:: What you need to do ::
Pull out every line in the data that has the string "color" in it.

:: Given data ::
========

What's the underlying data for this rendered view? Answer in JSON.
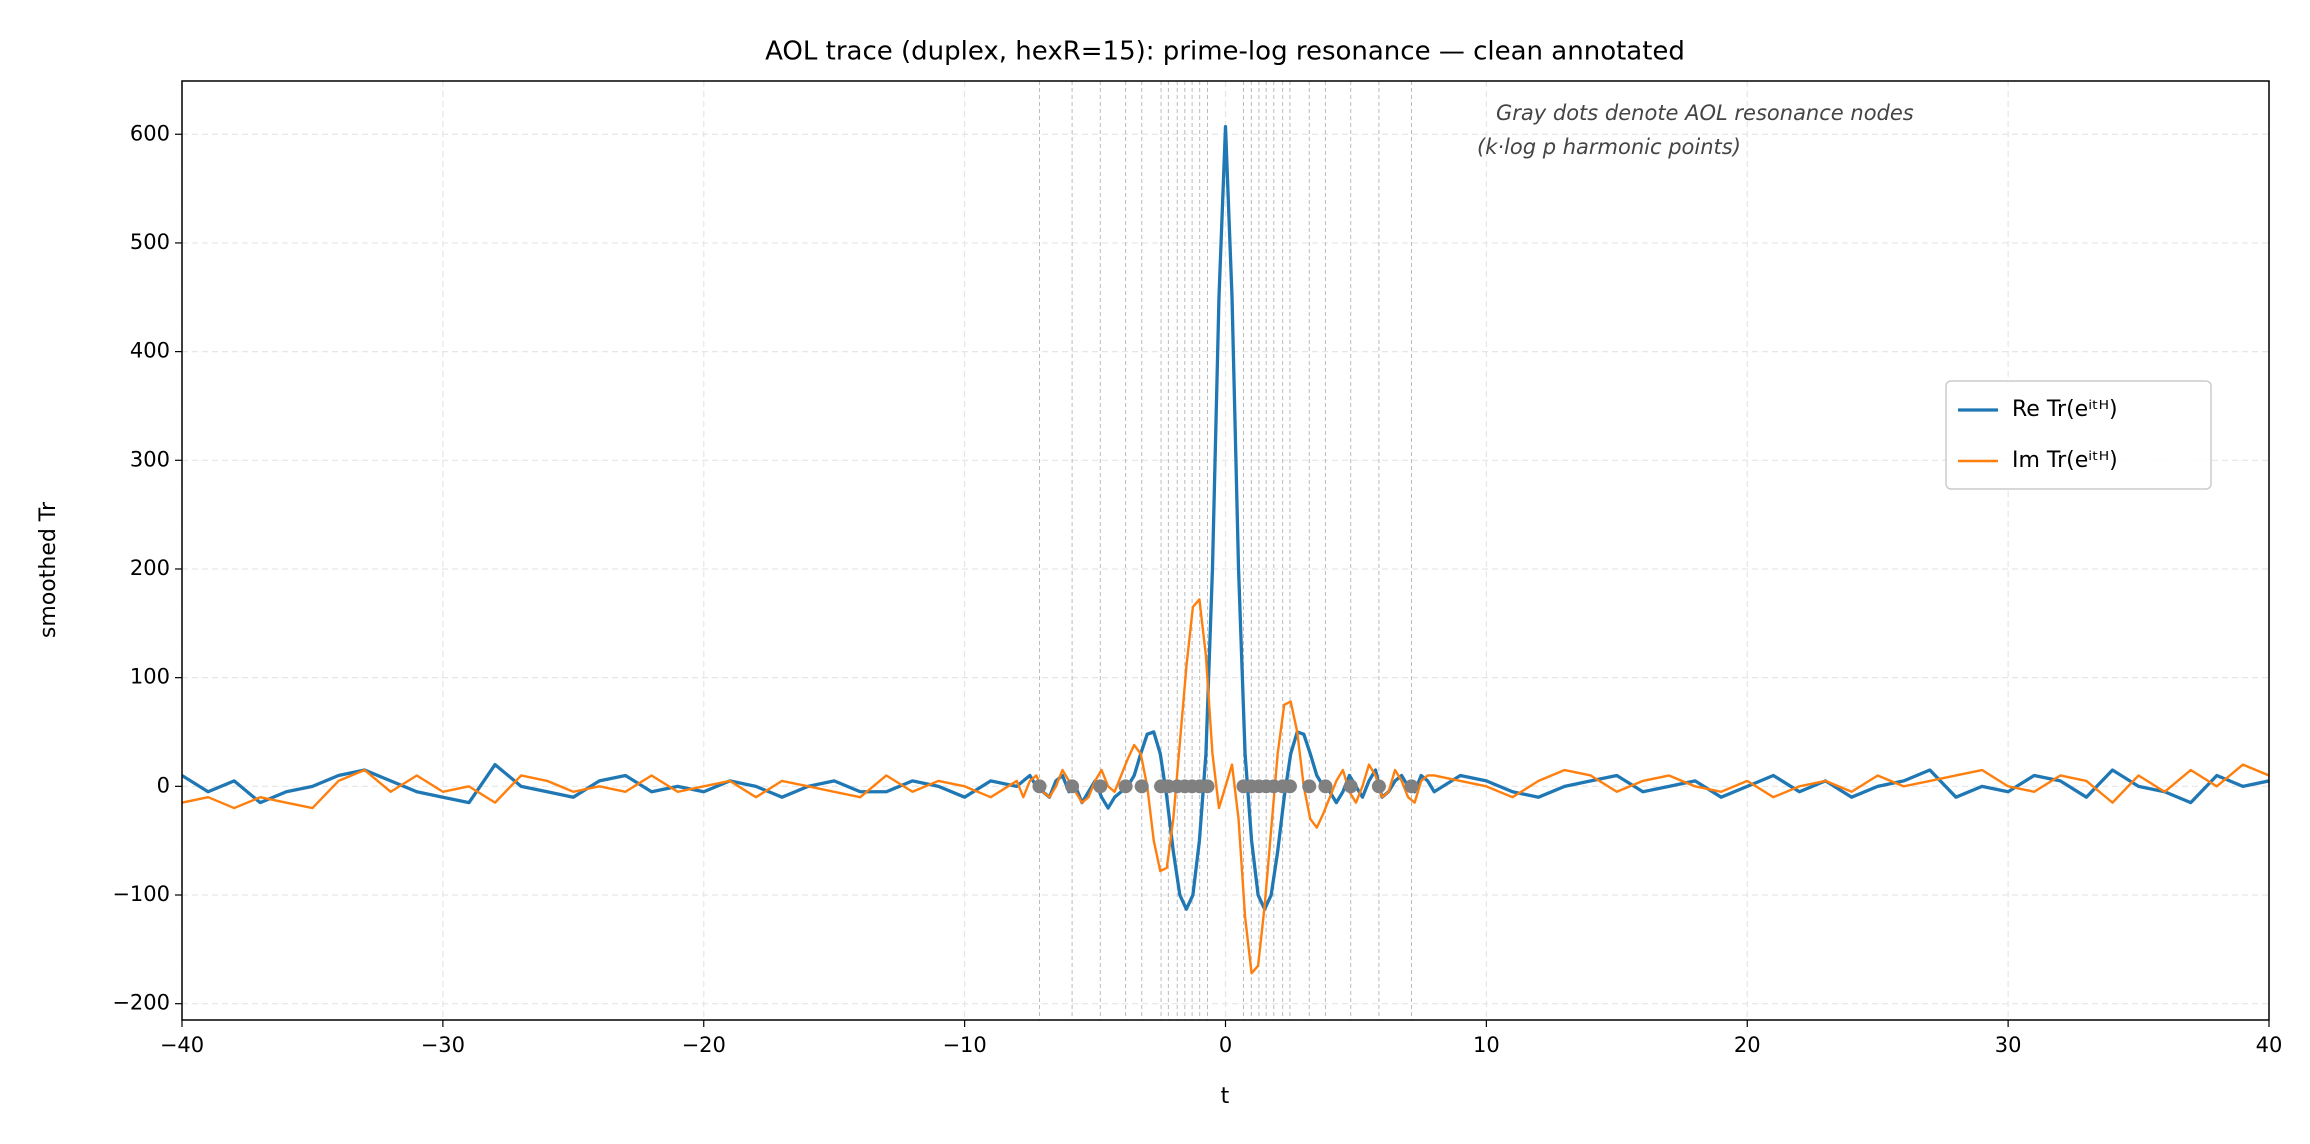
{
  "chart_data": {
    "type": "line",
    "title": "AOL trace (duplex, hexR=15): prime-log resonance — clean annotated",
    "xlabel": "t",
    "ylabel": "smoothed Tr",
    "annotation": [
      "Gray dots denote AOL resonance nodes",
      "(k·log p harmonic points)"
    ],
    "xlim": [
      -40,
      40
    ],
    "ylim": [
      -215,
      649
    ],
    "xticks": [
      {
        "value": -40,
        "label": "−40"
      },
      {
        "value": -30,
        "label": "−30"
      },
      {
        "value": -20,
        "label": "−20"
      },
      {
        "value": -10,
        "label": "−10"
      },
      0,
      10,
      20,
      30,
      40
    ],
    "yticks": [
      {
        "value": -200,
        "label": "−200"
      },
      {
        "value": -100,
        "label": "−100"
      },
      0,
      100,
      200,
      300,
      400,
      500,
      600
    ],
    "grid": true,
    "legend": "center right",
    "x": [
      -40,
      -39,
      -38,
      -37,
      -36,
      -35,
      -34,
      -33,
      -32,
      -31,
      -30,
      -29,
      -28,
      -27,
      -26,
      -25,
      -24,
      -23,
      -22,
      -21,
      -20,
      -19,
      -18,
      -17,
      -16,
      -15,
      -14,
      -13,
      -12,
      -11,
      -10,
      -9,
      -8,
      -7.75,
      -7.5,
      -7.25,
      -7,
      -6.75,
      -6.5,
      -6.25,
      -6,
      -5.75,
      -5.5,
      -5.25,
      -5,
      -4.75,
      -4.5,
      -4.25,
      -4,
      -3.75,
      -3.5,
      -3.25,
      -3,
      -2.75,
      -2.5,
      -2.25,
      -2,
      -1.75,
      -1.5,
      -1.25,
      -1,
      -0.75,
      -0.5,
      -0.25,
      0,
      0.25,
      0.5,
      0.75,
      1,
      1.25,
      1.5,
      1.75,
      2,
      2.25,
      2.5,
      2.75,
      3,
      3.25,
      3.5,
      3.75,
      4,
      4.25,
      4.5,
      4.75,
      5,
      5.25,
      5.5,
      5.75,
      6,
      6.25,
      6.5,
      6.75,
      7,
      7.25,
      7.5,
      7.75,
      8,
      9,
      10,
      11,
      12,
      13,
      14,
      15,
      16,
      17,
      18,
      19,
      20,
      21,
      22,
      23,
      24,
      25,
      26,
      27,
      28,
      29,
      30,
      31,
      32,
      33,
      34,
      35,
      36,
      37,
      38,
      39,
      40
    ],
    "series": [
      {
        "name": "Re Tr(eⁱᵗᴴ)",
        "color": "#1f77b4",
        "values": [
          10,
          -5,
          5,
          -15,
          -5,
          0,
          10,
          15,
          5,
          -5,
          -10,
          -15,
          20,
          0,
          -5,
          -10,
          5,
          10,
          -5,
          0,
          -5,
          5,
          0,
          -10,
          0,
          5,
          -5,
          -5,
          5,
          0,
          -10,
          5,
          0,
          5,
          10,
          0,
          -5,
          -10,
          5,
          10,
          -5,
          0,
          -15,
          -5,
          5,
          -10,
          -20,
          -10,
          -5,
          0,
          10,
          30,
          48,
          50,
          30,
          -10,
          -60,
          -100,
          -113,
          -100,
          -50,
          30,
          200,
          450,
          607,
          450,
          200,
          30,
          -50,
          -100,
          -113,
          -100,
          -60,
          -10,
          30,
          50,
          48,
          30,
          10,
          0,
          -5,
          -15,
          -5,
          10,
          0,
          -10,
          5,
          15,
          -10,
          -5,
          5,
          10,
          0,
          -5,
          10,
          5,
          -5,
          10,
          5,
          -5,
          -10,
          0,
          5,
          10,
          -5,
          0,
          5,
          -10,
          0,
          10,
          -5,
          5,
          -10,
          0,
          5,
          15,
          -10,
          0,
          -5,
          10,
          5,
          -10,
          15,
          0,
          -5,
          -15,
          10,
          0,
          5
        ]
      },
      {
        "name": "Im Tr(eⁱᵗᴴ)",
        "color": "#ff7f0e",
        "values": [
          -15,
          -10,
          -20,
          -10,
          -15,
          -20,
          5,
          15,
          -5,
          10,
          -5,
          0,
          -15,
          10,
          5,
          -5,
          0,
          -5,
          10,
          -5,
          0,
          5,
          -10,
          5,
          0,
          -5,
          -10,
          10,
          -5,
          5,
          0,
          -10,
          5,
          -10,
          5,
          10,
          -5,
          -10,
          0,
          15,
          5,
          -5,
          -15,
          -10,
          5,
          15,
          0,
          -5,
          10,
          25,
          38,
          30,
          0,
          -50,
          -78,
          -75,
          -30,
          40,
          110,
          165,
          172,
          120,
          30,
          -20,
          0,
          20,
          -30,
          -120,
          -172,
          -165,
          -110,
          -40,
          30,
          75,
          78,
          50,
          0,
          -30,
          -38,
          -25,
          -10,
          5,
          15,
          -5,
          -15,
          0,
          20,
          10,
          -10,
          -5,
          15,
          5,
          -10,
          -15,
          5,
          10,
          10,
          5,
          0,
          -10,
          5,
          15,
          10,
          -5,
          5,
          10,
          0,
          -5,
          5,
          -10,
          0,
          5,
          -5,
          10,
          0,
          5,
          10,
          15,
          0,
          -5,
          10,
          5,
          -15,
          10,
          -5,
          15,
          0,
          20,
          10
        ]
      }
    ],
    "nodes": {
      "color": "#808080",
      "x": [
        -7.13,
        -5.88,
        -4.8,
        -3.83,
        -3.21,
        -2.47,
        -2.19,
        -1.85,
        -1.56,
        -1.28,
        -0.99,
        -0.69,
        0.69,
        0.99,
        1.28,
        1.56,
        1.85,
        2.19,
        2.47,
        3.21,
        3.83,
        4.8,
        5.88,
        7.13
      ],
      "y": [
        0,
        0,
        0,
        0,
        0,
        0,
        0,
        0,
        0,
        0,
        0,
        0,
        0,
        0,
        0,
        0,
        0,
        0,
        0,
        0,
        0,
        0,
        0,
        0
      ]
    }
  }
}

========

:: Task output ::
        "color": "#1f77b4",
        "color": "#ff7f0e",
      "color": "#808080",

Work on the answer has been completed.